* _Exercise brief_: Print out the entries below with no edits.

Start of Material provided

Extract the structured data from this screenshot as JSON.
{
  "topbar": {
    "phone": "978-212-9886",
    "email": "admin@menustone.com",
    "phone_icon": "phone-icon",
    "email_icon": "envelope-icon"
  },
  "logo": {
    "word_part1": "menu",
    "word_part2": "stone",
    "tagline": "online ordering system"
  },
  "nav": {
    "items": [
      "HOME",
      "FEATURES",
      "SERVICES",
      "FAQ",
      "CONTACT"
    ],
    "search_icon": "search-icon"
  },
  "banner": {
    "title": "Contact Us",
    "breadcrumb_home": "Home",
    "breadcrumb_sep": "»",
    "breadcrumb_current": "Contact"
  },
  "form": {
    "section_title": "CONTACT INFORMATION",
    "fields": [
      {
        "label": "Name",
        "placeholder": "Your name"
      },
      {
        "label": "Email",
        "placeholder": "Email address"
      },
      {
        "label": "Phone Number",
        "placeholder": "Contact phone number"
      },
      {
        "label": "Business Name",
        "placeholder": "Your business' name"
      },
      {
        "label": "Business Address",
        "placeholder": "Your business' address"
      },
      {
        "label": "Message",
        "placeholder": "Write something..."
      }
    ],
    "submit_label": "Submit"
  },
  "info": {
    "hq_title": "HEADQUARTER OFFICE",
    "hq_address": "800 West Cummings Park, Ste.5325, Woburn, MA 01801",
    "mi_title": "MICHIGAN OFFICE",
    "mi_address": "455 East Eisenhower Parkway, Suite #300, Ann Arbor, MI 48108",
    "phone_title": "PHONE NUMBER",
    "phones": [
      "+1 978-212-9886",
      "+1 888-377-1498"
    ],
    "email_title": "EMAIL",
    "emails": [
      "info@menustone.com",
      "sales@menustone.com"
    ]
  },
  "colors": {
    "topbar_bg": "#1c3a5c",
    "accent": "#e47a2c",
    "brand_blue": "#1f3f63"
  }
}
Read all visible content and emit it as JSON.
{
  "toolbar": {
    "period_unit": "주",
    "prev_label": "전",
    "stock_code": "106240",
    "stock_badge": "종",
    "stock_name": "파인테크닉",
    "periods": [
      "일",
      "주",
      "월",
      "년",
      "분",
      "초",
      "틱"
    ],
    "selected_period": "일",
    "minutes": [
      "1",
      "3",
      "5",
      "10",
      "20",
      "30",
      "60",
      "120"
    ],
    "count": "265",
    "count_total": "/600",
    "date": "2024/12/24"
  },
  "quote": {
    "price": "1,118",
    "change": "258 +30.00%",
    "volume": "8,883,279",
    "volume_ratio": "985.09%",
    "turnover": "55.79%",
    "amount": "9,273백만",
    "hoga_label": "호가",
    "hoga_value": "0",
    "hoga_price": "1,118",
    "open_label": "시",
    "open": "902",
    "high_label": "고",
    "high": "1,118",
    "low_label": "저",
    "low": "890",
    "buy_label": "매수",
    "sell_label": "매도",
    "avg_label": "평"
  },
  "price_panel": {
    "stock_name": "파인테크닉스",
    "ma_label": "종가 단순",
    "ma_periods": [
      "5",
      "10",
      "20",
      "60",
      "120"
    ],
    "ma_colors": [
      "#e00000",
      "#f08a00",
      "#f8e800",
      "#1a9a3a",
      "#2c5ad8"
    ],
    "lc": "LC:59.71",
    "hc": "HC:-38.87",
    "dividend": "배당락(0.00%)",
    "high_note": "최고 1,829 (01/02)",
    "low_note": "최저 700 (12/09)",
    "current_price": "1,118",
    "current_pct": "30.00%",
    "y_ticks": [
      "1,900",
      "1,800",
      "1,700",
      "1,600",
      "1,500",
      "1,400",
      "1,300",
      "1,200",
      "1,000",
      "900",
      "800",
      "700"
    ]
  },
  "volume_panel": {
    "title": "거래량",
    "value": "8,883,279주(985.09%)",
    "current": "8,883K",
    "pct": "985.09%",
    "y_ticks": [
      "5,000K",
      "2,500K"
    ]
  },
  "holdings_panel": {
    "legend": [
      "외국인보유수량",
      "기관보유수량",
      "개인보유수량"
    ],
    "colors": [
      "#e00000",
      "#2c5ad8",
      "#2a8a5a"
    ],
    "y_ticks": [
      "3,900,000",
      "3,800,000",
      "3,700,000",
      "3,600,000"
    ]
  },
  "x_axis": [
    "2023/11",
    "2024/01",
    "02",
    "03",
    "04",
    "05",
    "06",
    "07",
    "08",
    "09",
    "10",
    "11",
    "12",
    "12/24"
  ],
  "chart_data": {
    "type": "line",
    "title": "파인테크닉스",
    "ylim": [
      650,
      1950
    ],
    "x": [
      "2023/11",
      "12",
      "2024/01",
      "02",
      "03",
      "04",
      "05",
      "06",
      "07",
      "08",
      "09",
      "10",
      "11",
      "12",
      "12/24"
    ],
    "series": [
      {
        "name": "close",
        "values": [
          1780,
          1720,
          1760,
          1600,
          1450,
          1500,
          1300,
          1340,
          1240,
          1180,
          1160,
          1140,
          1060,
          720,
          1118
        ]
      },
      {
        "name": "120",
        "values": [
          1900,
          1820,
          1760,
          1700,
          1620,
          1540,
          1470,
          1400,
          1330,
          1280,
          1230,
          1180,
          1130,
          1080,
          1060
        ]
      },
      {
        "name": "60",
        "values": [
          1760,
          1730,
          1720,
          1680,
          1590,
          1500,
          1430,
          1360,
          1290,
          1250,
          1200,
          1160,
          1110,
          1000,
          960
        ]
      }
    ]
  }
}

End of Material provided

* _Answer to the problem_:
Extract the structured data from this screenshot as JSON.
{
  "topbar": {
    "phone": "978-212-9886",
    "email": "admin@menustone.com",
    "phone_icon": "phone-icon",
    "email_icon": "envelope-icon"
  },
  "logo": {
    "word_part1": "menu",
    "word_part2": "stone",
    "tagline": "online ordering system"
  },
  "nav": {
    "items": [
      "HOME",
      "FEATURES",
      "SERVICES",
      "FAQ",
      "CONTACT"
    ],
    "search_icon": "search-icon"
  },
  "banner": {
    "title": "Contact Us",
    "breadcrumb_home": "Home",
    "breadcrumb_sep": "»",
    "breadcrumb_current": "Contact"
  },
  "form": {
    "section_title": "CONTACT INFORMATION",
    "fields": [
      {
        "label": "Name",
        "placeholder": "Your name"
      },
      {
        "label": "Email",
        "placeholder": "Email address"
      },
      {
        "label": "Phone Number",
        "placeholder": "Contact phone number"
      },
      {
        "label": "Business Name",
        "placeholder": "Your business' name"
      },
      {
        "label": "Business Address",
        "placeholder": "Your business' address"
      },
      {
        "label": "Message",
        "placeholder": "Write something..."
      }
    ],
    "submit_label": "Submit"
  },
  "info": {
    "hq_title": "HEADQUARTER OFFICE",
    "hq_address": "800 West Cummings Park, Ste.5325, Woburn, MA 01801",
    "mi_title": "MICHIGAN OFFICE",
    "mi_address": "455 East Eisenhower Parkway, Suite #300, Ann Arbor, MI 48108",
    "phone_title": "PHONE NUMBER",
    "phones": [
      "+1 978-212-9886",
      "+1 888-377-1498"
    ],
    "email_title": "EMAIL",
    "emails": [
      "info@menustone.com",
      "sales@menustone.com"
    ]
  },
  "colors": {
    "topbar_bg": "#1c3a5c",
    "accent": "#e47a2c",
    "brand_blue": "#1f3f63"
  }
}
Read all visible content and emit it as JSON.
{
  "toolbar": {
    "period_unit": "주",
    "prev_label": "전",
    "stock_code": "106240",
    "stock_badge": "종",
    "stock_name": "파인테크닉",
    "periods": [
      "일",
      "주",
      "월",
      "년",
      "분",
      "초",
      "틱"
    ],
    "selected_period": "일",
    "minutes": [
      "1",
      "3",
      "5",
      "10",
      "20",
      "30",
      "60",
      "120"
    ],
    "count": "265",
    "count_total": "/600",
    "date": "2024/12/24"
  },
  "quote": {
    "price": "1,118",
    "change": "258 +30.00%",
    "volume": "8,883,279",
    "volume_ratio": "985.09%",
    "turnover": "55.79%",
    "amount": "9,273백만",
    "hoga_label": "호가",
    "hoga_value": "0",
    "hoga_price": "1,118",
    "open_label": "시",
    "open": "902",
    "high_label": "고",
    "high": "1,118",
    "low_label": "저",
    "low": "890",
    "buy_label": "매수",
    "sell_label": "매도",
    "avg_label": "평"
  },
  "price_panel": {
    "stock_name": "파인테크닉스",
    "ma_label": "종가 단순",
    "ma_periods": [
      "5",
      "10",
      "20",
      "60",
      "120"
    ],
    "ma_colors": [
      "#e00000",
      "#f08a00",
      "#f8e800",
      "#1a9a3a",
      "#2c5ad8"
    ],
    "lc": "LC:59.71",
    "hc": "HC:-38.87",
    "dividend": "배당락(0.00%)",
    "high_note": "최고 1,829 (01/02)",
    "low_note": "최저 700 (12/09)",
    "current_price": "1,118",
    "current_pct": "30.00%",
    "y_ticks": [
      "1,900",
      "1,800",
      "1,700",
      "1,600",
      "1,500",
      "1,400",
      "1,300",
      "1,200",
      "1,000",
      "900",
      "800",
      "700"
    ]
  },
  "volume_panel": {
    "title": "거래량",
    "value": "8,883,279주(985.09%)",
    "current": "8,883K",
    "pct": "985.09%",
    "y_ticks": [
      "5,000K",
      "2,500K"
    ]
  },
  "holdings_panel": {
    "legend": [
      "외국인보유수량",
      "기관보유수량",
      "개인보유수량"
    ],
    "colors": [
      "#e00000",
      "#2c5ad8",
      "#2a8a5a"
    ],
    "y_ticks": [
      "3,900,000",
      "3,800,000",
      "3,700,000",
      "3,600,000"
    ]
  },
  "x_axis": [
    "2023/11",
    "2024/01",
    "02",
    "03",
    "04",
    "05",
    "06",
    "07",
    "08",
    "09",
    "10",
    "11",
    "12",
    "12/24"
  ],
  "chart_data": {
    "type": "line",
    "title": "파인테크닉스",
    "ylim": [
      650,
      1950
    ],
    "x": [
      "2023/11",
      "12",
      "2024/01",
      "02",
      "03",
      "04",
      "05",
      "06",
      "07",
      "08",
      "09",
      "10",
      "11",
      "12",
      "12/24"
    ],
    "series": [
      {
        "name": "close",
        "values": [
          1780,
          1720,
          1760,
          1600,
          1450,
          1500,
          1300,
          1340,
          1240,
          1180,
          1160,
          1140,
          1060,
          720,
          1118
        ]
      },
      {
        "name": "120",
        "values": [
          1900,
          1820,
          1760,
          1700,
          1620,
          1540,
          1470,
          1400,
          1330,
          1280,
          1230,
          1180,
          1130,
          1080,
          1060
        ]
      },
      {
        "name": "60",
        "values": [
          1760,
          1730,
          1720,
          1680,
          1590,
          1500,
          1430,
          1360,
          1290,
          1250,
          1200,
          1160,
          1110,
          1000,
          960
        ]
      }
    ]
  }
}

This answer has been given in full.